Die Eigenschaften des Pickups erinnert zudem sehr an den Wolfetone Marshallhead, mit dem hier im Forum schon einige Leute Erfahrungen gemacht haben und der ebenfalls aus Alnico V und ungewachst ist, allerdings ist meiner persönlichen Erfahrung und Einschätzung nach der Amber Crosspoint 59 eine kleine Spur zahmer und nicht ganz so heiss wie sein Kollege aus den Staaten. Auch das Timbre ist ein wenig anders.
In Sachen Transparenz und Auflösung schenken sich beide Pickups nichts, ganz großes Tennis!!
Für modernere Sounds ist der 59 CrossPoint allerdings weniger geeignet und durch die Tatsache, dass er nicht gewachst ist, klingt er sehr direkt, manchmal schon ein wenig in die Richtung P90 oder Telecaster Stegpickup und bringt damit eine ganze Spur Rotz und Dreck mit, die gerade im verzerrten Kanal mit viel Charakter und Timbre belohnen, sich aber nur sehr schwer mit einem glatten, polierten und modernen Klangbild vereinbaren lassen.

▶ [Aufgeführte Einträge]
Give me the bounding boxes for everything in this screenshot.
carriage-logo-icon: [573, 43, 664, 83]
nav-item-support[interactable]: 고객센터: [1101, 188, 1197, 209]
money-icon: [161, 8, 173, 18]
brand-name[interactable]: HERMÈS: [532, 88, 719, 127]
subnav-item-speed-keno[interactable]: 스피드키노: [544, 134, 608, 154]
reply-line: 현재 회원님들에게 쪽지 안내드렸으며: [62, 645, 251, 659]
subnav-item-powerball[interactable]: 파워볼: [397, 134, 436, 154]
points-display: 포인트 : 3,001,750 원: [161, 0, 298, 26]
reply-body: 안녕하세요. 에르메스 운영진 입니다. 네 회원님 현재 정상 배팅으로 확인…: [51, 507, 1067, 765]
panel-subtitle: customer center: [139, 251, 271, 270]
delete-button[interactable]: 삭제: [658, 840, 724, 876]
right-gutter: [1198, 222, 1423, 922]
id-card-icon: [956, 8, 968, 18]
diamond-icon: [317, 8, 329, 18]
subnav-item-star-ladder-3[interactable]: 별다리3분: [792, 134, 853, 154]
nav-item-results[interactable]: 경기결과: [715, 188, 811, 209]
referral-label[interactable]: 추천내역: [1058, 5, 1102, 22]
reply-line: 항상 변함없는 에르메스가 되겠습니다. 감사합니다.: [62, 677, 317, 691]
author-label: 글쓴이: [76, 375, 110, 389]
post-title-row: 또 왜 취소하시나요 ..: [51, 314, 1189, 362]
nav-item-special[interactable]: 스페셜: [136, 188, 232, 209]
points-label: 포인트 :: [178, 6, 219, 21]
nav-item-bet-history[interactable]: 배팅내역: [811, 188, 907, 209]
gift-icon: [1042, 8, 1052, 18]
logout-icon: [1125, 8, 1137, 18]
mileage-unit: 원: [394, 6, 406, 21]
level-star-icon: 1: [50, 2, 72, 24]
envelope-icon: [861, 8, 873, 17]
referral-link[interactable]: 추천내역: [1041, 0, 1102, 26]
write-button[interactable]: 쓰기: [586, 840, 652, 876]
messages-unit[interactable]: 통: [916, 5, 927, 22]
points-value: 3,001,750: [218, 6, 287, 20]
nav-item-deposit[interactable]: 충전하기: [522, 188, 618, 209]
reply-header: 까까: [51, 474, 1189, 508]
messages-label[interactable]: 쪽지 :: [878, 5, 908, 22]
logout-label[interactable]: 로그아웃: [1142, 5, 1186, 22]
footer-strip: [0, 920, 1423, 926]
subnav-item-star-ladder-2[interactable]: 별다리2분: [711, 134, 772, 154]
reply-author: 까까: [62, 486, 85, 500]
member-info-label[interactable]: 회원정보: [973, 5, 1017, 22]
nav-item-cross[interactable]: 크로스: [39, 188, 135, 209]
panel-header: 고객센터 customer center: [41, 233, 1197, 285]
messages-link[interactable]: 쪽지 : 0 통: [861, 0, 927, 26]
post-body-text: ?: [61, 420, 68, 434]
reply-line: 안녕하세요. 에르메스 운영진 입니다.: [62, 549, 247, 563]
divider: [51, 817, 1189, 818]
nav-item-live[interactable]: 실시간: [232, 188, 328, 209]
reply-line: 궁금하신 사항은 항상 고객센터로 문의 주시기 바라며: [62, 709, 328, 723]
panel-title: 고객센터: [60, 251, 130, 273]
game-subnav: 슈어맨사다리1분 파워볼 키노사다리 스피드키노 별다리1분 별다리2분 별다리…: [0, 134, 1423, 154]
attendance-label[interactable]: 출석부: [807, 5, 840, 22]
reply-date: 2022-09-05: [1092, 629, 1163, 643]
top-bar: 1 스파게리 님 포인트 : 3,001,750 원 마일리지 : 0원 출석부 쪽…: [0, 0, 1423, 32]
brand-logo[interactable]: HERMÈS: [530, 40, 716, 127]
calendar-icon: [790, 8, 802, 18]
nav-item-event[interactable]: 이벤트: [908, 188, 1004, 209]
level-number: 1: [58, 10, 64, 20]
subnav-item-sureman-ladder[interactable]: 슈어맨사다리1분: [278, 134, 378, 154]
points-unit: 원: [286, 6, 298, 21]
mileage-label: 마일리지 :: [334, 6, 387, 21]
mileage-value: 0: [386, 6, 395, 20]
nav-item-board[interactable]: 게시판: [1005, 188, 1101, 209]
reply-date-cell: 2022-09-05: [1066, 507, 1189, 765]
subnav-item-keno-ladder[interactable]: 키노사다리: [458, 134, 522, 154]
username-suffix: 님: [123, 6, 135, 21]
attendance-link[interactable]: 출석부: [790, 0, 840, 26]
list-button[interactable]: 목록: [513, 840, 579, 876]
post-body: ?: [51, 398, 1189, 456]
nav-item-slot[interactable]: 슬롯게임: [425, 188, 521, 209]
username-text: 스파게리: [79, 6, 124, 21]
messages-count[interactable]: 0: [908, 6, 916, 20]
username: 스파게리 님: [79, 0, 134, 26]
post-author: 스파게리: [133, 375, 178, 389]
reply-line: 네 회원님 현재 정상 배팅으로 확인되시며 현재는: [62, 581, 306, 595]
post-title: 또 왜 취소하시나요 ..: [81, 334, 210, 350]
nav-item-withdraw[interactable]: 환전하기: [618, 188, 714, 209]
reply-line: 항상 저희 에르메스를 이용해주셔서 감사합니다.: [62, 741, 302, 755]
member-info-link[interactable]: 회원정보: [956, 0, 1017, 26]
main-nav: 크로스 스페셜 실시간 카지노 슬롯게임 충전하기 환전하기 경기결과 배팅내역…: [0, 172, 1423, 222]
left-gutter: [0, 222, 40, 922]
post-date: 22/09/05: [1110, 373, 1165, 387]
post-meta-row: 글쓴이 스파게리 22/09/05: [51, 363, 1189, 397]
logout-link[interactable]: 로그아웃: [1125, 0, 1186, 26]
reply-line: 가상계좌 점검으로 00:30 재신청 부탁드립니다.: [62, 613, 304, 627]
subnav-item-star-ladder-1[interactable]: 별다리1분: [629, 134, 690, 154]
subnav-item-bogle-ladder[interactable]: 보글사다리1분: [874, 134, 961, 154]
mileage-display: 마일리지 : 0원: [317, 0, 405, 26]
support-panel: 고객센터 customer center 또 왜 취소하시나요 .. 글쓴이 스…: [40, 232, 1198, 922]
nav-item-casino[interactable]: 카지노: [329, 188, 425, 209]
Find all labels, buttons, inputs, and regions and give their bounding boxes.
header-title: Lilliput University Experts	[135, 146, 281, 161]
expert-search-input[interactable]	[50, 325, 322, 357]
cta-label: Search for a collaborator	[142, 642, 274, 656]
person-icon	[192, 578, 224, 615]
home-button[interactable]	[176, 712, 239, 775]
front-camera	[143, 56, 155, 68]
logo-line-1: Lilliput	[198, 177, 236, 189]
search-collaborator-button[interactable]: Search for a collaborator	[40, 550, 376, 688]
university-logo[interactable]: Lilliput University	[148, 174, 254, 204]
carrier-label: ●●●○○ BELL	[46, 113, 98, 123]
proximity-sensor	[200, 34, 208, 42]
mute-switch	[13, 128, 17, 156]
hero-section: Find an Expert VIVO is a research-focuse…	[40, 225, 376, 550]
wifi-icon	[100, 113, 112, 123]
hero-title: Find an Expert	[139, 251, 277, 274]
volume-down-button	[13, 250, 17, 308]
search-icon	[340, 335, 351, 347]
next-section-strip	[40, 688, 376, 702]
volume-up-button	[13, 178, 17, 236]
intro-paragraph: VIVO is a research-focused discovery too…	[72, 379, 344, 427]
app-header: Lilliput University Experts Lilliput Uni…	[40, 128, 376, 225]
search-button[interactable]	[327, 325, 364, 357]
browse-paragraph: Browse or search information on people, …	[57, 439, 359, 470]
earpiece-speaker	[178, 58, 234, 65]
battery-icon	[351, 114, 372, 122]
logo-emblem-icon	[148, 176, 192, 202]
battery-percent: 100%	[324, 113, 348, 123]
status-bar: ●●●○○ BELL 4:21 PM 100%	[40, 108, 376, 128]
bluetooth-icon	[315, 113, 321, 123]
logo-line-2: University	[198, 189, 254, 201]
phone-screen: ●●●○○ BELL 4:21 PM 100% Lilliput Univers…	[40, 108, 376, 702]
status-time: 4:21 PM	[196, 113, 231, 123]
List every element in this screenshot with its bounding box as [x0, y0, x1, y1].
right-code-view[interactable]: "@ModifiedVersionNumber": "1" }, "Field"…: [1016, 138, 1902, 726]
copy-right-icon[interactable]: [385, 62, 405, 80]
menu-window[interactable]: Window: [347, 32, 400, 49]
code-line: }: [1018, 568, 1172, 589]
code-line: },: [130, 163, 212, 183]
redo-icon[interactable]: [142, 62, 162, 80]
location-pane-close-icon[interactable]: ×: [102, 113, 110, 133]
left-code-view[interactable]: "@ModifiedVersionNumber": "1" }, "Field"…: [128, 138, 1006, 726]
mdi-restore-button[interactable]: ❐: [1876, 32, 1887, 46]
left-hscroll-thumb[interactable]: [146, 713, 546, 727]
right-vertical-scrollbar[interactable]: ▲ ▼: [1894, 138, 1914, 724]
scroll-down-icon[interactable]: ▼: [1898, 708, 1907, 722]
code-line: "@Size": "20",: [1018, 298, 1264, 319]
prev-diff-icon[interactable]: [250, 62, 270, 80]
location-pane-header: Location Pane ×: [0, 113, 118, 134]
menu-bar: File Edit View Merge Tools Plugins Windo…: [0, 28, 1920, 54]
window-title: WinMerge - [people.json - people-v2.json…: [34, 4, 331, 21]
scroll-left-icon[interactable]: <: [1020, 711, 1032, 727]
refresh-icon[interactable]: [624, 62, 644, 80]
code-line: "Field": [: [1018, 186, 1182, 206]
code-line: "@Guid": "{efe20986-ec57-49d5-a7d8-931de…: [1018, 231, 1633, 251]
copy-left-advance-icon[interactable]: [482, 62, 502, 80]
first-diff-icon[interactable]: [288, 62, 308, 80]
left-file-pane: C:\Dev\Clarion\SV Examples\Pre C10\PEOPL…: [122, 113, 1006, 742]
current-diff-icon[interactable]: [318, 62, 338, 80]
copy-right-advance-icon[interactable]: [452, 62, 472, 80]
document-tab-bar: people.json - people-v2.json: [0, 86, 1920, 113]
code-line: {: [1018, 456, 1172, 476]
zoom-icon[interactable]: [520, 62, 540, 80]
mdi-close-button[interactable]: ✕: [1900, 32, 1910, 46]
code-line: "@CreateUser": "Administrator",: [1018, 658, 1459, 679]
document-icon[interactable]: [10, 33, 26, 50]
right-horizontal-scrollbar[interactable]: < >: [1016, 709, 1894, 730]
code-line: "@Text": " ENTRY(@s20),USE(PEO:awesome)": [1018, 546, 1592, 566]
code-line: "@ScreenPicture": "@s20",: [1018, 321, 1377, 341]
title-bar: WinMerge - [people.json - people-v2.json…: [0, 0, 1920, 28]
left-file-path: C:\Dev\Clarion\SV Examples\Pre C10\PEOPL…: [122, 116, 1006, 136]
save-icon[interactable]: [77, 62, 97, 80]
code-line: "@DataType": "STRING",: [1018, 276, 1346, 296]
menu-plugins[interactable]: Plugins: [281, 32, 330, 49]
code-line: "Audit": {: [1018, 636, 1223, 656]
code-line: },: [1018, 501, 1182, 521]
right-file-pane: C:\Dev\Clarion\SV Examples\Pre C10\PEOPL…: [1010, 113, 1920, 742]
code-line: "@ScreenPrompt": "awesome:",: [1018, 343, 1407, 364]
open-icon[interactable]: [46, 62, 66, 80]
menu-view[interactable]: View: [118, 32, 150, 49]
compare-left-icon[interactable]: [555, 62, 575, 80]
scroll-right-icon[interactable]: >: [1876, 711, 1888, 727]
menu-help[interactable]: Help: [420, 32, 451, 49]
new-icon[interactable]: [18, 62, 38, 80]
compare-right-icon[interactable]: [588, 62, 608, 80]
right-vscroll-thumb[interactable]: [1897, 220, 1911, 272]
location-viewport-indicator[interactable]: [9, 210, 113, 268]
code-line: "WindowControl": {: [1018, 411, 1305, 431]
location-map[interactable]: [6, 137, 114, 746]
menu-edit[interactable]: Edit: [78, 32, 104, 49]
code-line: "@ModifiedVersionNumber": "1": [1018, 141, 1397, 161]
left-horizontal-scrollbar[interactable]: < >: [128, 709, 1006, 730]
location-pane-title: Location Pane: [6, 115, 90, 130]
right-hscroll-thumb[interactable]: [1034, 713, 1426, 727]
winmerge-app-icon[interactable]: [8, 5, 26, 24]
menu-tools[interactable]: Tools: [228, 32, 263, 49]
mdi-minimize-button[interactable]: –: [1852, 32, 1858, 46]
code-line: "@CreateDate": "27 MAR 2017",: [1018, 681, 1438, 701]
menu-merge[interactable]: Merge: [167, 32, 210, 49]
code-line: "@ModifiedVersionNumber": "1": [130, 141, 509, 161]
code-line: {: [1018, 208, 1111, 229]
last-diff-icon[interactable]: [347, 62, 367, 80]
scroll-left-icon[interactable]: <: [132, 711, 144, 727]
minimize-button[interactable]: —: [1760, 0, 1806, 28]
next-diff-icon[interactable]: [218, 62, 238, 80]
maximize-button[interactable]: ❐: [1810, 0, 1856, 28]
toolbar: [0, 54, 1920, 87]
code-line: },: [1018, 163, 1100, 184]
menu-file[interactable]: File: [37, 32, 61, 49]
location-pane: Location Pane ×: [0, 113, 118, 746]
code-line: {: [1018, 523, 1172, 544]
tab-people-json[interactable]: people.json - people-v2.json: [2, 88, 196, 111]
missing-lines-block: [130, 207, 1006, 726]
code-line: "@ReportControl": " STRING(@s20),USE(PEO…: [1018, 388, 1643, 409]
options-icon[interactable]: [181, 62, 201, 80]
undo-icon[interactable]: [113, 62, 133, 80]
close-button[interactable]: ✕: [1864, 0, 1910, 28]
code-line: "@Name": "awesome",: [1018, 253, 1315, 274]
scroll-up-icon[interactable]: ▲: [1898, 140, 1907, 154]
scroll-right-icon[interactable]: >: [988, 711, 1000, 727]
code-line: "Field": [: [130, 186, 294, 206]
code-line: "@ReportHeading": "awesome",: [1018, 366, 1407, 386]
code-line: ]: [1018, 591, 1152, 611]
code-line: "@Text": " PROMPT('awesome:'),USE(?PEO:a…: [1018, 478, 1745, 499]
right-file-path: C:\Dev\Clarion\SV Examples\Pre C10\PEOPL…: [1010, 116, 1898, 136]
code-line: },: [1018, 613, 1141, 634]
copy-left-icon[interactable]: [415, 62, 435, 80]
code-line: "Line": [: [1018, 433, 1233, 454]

▶ [Ziel der Aufgabe] Setze den Textauszug über den Tonabnehmer Amber Crosspoint 59 im Anschluss an seinen letzten Satz fort.

▶ [Ergebnis der Aufgabe]
Übrigens, alle Amber 59 CrossPoint Pickups sind handgewickelte Unikate und werden mit Serien-Nummer und Zertifikat ausgeliefert.
Als Tremolo Einheit ist ein Floyd Rose der Deutschen Firma Schaller verbaut, auch hier wurde etwas nachbearbeitet, sodass die Optik leicht angelaufen wirkt. Auch wurde ein EVH D-Tuna installiert, mit dessen Hilfe die E Saite mit nur einem Zug auf D herunter gestimmt werden kann.
Besonders praktisch, wenn man z.B. nur einen Part im Song auf Drop D braucht. Damit kann man schnell rauf und runterstimmen, ohne dass man die Befestigung an der Kopfplatte öffnen muss. Wie bei allen korrekt eingestellten Floyd Rose Systemen ist auch die Acid Rain extrem stimmstabil und selbst die heftigsten Dive Bomb Orgien bringe sie nicht aus der Verfassung. Das Tremolo ist zudem aufliegend montiert, d.h. es sind nur Downbendings möglich.
Als Stimmmechaniken verrichten Kluson Deluxe Vintage Style Tuner ihren Dienst und lassen die Saiten butterweich arretieren.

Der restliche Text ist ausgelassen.